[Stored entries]
========================

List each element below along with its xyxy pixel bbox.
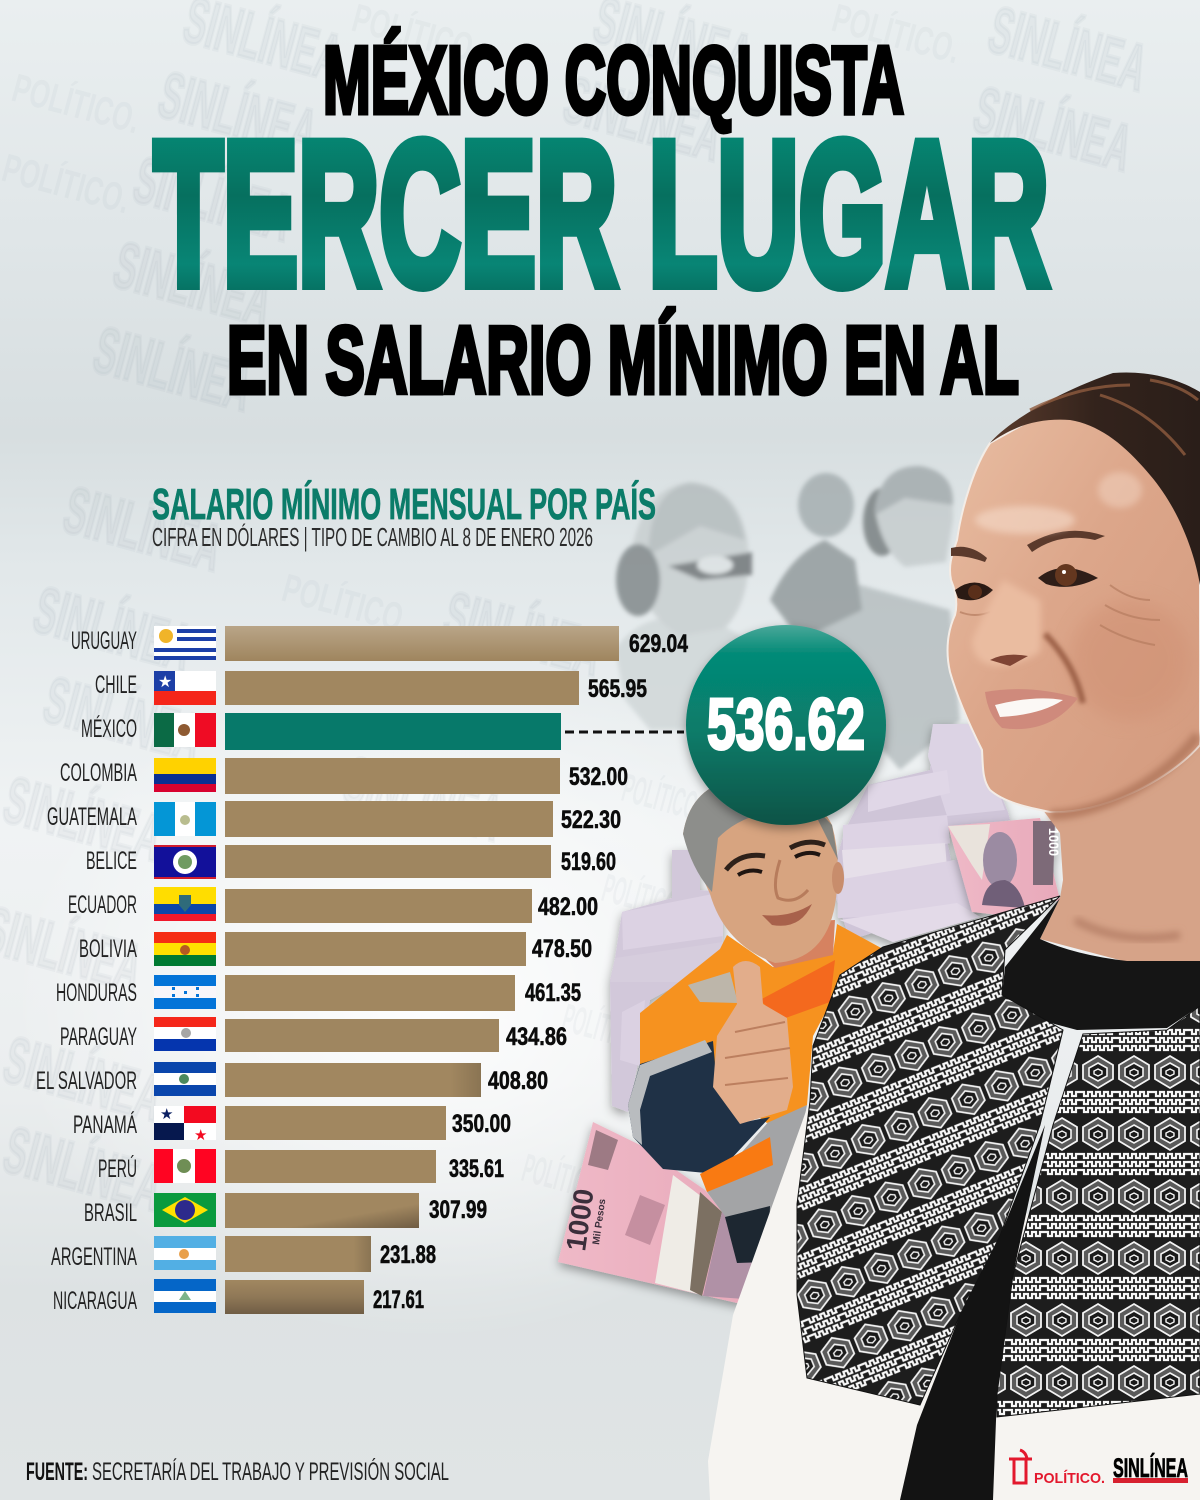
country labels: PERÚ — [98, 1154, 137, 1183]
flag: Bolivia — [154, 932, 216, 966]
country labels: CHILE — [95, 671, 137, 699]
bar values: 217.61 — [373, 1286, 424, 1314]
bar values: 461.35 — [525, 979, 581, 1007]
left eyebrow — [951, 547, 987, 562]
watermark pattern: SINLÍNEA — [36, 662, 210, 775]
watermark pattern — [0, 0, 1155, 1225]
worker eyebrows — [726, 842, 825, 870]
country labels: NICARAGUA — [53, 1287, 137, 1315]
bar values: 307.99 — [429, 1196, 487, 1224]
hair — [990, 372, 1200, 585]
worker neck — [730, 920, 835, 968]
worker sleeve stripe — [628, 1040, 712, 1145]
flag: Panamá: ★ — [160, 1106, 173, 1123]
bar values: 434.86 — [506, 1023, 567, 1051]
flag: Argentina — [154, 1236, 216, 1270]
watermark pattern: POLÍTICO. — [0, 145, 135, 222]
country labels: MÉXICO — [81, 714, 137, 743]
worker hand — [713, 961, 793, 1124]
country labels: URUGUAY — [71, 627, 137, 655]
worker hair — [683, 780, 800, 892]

========================

■ **Work to be completed**:
Copy out, word for word, the lines of the items from the line containing "country labels: PERÚ — [98, 1154, 137, 1183]" through the line containing "worker sleeve stripe — [628, 1040, 712, 1145]", including both of those lines.

■ **Solution**:
country labels: PERÚ — [98, 1154, 137, 1183]
flag: Bolivia — [154, 932, 216, 966]
country labels: CHILE — [95, 671, 137, 699]
bar values: 217.61 — [373, 1286, 424, 1314]
bar values: 461.35 — [525, 979, 581, 1007]
left eyebrow — [951, 547, 987, 562]
watermark pattern: SINLÍNEA — [36, 662, 210, 775]
watermark pattern — [0, 0, 1155, 1225]
worker eyebrows — [726, 842, 825, 870]
country labels: NICARAGUA — [53, 1287, 137, 1315]
bar values: 307.99 — [429, 1196, 487, 1224]
hair — [990, 372, 1200, 585]
worker neck — [730, 920, 835, 968]
worker sleeve stripe — [628, 1040, 712, 1145]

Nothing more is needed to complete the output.